> Data entries
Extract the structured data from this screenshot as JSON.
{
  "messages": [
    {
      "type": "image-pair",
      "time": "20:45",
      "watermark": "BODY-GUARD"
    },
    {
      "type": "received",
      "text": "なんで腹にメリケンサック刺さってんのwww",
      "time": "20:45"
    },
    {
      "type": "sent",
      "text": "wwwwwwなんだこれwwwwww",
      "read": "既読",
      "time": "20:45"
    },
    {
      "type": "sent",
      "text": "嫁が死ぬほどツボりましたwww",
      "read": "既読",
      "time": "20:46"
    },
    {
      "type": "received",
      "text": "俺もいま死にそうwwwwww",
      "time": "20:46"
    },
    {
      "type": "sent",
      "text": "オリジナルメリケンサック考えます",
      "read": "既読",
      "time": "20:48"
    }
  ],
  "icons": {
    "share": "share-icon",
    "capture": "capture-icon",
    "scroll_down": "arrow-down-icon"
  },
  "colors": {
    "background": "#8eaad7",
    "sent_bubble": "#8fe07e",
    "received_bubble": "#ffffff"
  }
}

> Description of the task
Your task is to give the records above again, exactly.

> Output of the task
Extract the structured data from this screenshot as JSON.
{
  "messages": [
    {
      "type": "image-pair",
      "time": "20:45",
      "watermark": "BODY-GUARD"
    },
    {
      "type": "received",
      "text": "なんで腹にメリケンサック刺さってんのwww",
      "time": "20:45"
    },
    {
      "type": "sent",
      "text": "wwwwwwなんだこれwwwwww",
      "read": "既読",
      "time": "20:45"
    },
    {
      "type": "sent",
      "text": "嫁が死ぬほどツボりましたwww",
      "read": "既読",
      "time": "20:46"
    },
    {
      "type": "received",
      "text": "俺もいま死にそうwwwwww",
      "time": "20:46"
    },
    {
      "type": "sent",
      "text": "オリジナルメリケンサック考えます",
      "read": "既読",
      "time": "20:48"
    }
  ],
  "icons": {
    "share": "share-icon",
    "capture": "capture-icon",
    "scroll_down": "arrow-down-icon"
  },
  "colors": {
    "background": "#8eaad7",
    "sent_bubble": "#8fe07e",
    "received_bubble": "#ffffff"
  }
}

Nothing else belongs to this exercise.